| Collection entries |
>> BEGIN

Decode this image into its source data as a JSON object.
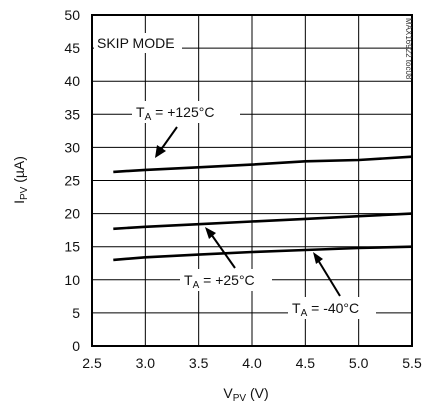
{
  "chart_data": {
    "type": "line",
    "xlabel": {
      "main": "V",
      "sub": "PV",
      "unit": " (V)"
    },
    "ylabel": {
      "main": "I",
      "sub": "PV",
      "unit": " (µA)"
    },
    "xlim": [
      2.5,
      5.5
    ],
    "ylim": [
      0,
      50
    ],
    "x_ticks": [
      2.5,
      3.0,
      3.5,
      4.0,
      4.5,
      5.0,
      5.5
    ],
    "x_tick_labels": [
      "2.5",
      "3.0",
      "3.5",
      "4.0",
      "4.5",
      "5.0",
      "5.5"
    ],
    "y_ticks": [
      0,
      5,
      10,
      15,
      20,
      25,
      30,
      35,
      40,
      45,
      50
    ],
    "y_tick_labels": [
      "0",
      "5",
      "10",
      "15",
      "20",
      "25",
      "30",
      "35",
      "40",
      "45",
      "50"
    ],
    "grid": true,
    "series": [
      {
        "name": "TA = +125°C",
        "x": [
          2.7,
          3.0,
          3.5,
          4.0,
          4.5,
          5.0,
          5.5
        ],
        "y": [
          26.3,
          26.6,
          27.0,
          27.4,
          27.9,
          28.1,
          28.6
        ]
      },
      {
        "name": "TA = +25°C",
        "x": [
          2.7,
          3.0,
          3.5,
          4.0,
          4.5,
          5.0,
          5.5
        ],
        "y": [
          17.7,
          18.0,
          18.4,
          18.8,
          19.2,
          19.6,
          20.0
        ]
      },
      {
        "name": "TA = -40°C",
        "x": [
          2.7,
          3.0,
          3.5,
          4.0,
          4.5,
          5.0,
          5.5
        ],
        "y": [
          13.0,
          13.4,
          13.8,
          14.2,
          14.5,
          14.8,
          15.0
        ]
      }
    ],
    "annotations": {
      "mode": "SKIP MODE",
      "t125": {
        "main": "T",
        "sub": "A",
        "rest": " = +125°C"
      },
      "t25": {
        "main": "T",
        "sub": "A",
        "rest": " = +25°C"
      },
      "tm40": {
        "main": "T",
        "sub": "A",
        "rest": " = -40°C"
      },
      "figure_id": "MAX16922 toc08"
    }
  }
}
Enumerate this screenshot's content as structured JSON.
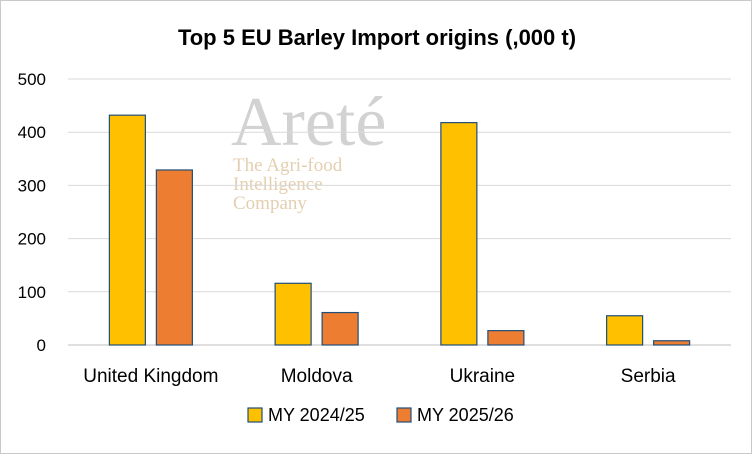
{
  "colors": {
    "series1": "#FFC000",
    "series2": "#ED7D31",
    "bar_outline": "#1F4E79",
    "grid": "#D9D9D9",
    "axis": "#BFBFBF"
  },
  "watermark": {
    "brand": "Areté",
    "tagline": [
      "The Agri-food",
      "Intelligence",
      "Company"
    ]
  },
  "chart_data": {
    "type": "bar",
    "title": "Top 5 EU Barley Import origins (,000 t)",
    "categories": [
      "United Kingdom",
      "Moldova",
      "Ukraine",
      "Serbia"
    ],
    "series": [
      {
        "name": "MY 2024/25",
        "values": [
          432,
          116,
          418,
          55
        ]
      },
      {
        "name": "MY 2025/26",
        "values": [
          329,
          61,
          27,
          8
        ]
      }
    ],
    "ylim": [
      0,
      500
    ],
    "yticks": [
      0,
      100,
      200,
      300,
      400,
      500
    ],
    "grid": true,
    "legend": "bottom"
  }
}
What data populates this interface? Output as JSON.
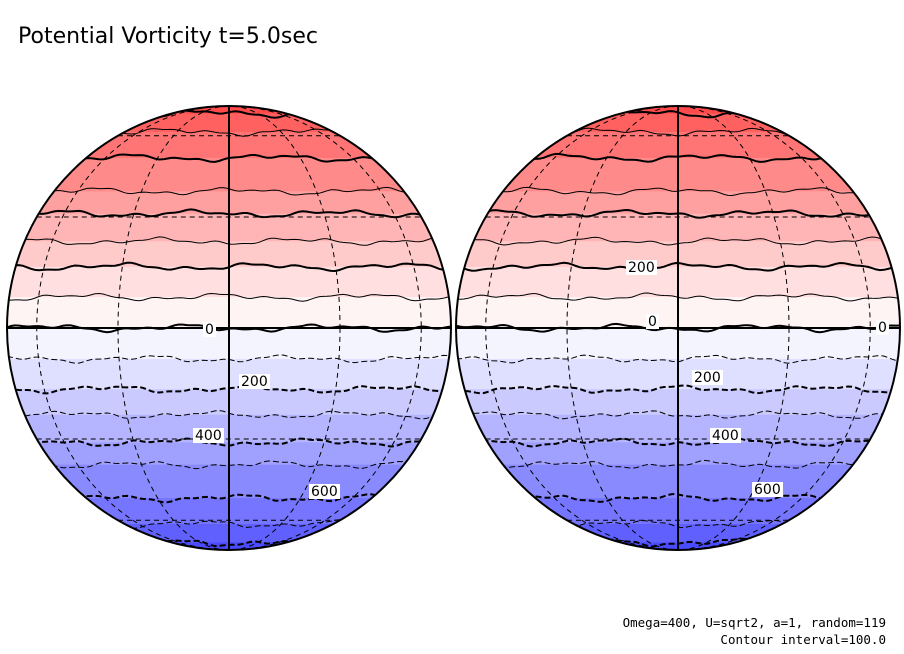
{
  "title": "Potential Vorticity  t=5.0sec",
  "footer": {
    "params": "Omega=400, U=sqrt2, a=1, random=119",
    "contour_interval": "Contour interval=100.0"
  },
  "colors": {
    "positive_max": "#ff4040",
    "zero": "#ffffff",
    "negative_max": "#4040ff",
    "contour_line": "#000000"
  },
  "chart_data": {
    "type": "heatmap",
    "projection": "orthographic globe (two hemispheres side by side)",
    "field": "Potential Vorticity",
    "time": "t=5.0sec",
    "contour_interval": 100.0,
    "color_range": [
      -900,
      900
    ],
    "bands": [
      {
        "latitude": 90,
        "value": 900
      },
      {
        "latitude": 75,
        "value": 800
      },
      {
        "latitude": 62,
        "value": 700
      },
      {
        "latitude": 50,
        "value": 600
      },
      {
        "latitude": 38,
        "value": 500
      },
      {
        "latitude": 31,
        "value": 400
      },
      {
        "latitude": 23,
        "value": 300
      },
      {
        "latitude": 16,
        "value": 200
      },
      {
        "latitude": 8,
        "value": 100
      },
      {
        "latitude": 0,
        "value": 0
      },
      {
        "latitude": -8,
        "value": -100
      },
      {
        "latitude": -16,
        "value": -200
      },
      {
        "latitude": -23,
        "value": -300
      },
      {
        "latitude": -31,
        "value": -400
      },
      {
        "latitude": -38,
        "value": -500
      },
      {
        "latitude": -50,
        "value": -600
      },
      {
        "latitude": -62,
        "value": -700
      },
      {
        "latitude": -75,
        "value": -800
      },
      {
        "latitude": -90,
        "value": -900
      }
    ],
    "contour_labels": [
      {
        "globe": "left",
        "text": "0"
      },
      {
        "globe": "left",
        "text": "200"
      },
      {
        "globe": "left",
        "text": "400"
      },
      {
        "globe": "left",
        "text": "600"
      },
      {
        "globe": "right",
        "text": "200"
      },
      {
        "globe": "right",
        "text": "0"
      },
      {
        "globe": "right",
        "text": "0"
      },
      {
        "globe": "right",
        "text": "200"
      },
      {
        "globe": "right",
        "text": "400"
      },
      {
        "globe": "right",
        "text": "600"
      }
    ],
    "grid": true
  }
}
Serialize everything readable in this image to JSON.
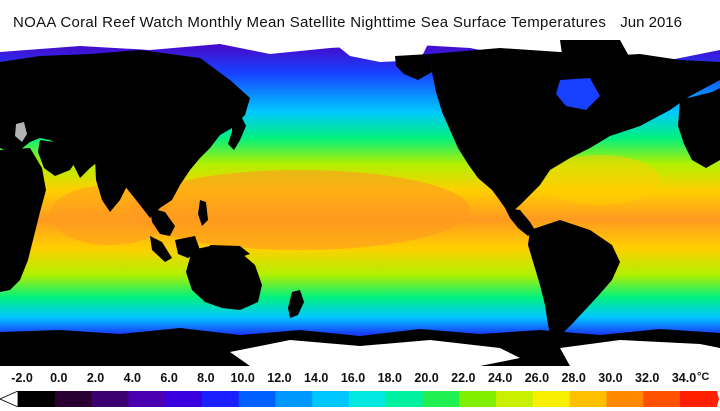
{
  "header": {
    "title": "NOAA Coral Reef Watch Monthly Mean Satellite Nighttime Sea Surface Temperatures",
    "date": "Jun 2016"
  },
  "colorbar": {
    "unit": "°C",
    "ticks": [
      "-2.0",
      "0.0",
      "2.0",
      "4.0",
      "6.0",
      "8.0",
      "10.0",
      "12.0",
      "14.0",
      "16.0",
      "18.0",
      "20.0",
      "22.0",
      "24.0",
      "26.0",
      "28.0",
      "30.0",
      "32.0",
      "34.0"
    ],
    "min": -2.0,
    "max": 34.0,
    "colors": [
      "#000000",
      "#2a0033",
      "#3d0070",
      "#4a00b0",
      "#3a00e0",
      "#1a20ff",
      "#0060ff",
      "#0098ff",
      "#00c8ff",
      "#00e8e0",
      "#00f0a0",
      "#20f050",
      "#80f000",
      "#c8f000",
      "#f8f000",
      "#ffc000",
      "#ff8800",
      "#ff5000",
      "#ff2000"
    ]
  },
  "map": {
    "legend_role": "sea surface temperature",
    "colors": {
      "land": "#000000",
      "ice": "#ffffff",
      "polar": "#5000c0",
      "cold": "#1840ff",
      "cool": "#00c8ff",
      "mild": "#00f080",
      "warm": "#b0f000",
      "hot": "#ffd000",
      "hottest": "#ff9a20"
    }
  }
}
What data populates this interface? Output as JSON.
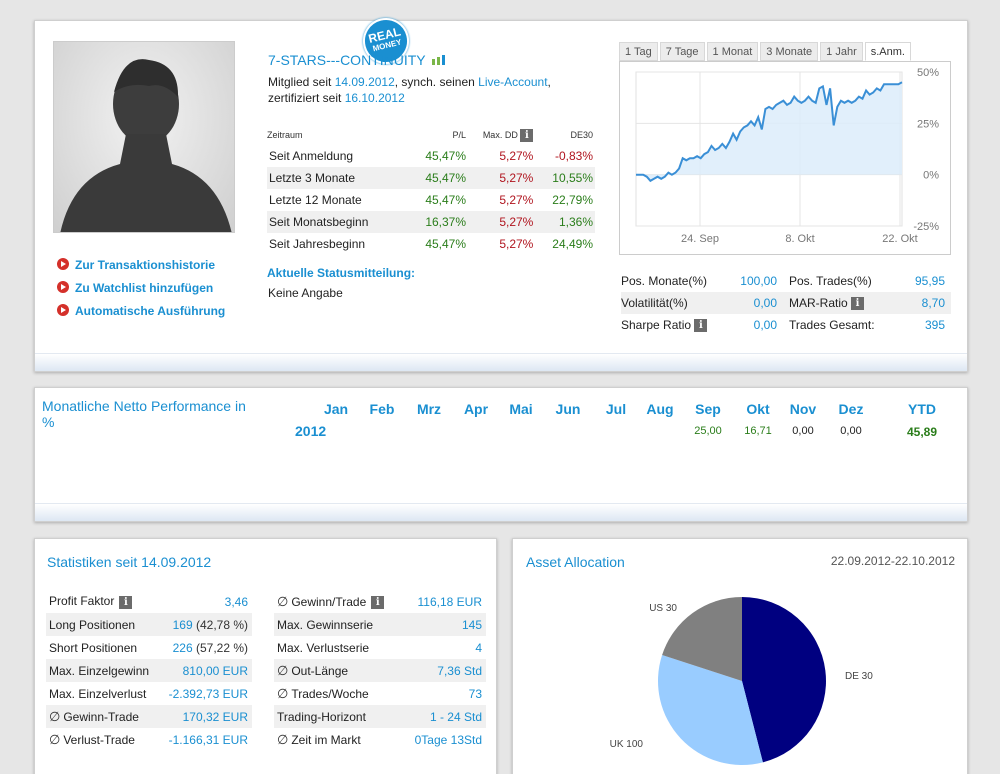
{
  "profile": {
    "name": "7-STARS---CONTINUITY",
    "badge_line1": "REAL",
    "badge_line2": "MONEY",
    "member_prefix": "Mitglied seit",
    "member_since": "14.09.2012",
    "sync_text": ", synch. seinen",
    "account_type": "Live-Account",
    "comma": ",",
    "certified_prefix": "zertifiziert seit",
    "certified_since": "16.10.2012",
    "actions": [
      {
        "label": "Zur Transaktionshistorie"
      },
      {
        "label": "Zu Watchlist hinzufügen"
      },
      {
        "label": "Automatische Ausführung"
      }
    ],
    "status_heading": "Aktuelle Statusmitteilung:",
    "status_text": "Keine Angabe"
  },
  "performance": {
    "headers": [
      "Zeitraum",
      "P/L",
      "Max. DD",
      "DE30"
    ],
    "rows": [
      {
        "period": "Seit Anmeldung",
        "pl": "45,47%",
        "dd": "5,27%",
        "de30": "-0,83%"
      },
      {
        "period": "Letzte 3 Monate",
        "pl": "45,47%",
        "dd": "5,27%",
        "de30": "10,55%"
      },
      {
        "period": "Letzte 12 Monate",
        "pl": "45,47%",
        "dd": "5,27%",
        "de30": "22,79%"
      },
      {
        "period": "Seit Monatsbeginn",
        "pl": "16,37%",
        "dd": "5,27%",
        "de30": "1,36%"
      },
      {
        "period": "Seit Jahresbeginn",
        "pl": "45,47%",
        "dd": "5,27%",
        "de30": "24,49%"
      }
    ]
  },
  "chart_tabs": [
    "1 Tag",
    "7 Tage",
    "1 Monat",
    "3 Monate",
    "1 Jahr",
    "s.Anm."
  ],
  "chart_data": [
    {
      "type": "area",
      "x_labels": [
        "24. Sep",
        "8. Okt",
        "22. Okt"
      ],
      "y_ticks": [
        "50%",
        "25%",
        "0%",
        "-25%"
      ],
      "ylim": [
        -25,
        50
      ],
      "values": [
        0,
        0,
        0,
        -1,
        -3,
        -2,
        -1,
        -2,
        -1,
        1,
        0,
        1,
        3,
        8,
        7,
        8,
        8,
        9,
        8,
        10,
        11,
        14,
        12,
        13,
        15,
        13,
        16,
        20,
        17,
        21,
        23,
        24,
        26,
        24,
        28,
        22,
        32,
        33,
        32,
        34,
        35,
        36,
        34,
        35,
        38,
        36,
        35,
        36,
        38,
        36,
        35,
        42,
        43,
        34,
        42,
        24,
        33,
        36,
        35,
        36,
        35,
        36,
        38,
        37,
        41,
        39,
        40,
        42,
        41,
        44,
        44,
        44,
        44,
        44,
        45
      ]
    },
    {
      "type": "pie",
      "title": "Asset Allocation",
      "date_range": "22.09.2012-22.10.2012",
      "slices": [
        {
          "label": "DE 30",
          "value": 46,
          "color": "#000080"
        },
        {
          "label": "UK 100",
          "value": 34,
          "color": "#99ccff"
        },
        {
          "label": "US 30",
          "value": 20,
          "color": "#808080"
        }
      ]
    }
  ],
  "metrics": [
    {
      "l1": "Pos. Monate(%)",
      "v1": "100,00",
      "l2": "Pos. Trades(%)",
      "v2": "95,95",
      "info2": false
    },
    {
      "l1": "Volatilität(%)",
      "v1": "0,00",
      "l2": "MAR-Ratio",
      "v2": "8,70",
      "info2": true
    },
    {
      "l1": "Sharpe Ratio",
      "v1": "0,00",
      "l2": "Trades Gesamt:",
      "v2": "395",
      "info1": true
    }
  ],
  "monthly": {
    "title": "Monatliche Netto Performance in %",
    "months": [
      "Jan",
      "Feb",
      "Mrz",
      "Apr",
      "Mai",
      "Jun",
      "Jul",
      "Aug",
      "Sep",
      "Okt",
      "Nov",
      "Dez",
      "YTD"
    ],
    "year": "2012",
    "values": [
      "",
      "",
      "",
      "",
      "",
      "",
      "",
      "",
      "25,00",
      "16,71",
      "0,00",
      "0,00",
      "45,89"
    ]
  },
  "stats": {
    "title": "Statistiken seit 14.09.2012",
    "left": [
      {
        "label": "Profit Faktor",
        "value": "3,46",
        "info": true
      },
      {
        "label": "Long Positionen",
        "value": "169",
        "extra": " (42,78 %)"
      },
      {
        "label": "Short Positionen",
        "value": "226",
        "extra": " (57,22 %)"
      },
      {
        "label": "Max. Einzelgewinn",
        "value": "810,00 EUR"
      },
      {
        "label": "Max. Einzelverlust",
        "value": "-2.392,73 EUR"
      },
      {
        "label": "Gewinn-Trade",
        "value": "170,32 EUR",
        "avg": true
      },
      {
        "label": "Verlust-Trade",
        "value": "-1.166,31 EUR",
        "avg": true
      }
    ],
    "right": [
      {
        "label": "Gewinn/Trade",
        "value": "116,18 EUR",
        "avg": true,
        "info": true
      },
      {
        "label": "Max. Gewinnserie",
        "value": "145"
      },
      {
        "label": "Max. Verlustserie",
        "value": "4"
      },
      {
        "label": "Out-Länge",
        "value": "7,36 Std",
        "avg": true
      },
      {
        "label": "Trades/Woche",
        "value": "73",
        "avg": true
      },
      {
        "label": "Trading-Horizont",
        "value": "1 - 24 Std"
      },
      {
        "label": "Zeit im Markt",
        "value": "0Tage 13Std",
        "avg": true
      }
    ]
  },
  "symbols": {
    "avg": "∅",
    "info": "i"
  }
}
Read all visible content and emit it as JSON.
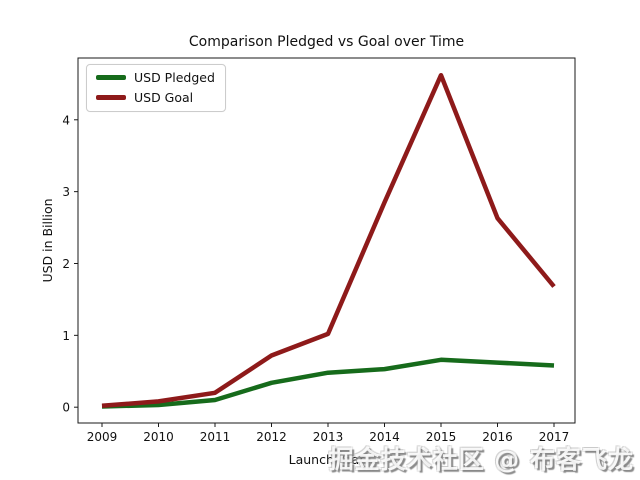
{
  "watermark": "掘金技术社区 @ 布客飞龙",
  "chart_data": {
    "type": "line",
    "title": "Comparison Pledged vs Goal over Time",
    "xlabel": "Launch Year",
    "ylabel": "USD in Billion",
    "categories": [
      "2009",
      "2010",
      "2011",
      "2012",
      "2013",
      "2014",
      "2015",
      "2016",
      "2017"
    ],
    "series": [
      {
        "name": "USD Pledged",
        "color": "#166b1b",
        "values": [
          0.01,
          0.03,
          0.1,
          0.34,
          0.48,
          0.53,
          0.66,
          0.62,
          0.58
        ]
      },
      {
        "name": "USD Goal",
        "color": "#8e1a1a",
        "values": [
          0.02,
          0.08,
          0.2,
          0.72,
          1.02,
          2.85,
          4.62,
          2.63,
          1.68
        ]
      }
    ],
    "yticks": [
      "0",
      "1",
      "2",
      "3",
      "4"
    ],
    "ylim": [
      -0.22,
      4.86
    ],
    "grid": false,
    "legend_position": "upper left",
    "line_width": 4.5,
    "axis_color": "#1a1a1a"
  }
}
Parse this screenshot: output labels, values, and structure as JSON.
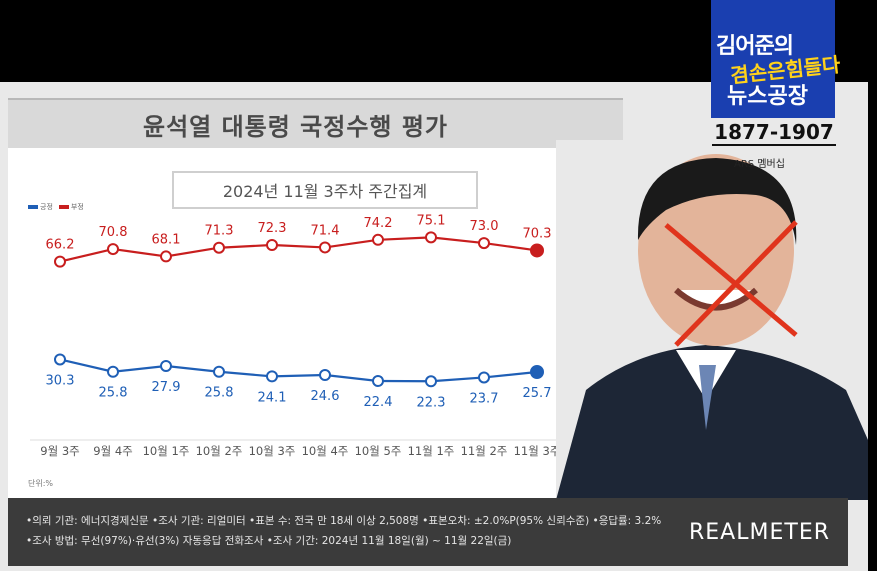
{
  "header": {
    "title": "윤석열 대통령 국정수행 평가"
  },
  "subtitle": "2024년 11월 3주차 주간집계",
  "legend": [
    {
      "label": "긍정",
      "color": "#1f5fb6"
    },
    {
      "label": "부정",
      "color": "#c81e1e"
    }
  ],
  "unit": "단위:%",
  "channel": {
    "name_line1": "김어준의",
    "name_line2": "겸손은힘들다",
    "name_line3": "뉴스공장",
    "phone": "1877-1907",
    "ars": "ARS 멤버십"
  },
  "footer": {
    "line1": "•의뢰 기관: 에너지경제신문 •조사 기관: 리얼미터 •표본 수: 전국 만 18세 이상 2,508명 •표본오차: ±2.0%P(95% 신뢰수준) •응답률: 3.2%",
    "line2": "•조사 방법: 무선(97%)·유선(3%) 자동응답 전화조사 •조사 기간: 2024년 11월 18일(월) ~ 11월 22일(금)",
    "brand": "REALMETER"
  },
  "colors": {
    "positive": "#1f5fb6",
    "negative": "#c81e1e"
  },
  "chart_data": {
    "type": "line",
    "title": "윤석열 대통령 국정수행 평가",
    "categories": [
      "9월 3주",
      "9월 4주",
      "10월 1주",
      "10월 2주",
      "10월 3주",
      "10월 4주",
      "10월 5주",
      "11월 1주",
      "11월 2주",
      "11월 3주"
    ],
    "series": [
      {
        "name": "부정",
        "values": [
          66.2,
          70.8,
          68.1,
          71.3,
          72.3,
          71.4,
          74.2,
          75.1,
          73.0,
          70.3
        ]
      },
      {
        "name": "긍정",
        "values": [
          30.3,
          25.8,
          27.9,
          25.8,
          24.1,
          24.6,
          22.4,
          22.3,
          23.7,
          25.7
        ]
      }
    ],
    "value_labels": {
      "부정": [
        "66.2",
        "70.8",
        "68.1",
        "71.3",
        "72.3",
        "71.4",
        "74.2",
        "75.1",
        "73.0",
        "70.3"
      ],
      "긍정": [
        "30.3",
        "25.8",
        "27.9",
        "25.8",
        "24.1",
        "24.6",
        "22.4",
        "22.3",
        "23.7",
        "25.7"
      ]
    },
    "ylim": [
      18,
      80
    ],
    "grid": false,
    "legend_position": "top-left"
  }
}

>> END

| WHAT TO DO |
In the listing above, how many lines hold the word "Monate"? Give the number and nothing more.

| ANSWER BELOW |
4